Find each line containing the string "title" and return it.
--- Excerpted data ---
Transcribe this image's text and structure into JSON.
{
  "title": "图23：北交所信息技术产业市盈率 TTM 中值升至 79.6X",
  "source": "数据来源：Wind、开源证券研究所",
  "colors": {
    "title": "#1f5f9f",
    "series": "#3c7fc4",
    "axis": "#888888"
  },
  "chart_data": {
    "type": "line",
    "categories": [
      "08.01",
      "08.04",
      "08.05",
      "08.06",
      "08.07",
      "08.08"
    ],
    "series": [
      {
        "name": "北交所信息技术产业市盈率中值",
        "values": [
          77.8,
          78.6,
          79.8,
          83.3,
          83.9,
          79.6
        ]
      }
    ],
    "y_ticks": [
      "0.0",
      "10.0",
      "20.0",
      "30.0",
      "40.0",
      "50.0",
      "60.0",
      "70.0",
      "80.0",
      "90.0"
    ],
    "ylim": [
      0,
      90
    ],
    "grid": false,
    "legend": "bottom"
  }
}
---
=== Task output ===
  "title": "图23：北交所信息技术产业市盈率 TTM 中值升至 79.6X",
    "title": "#1f5f9f",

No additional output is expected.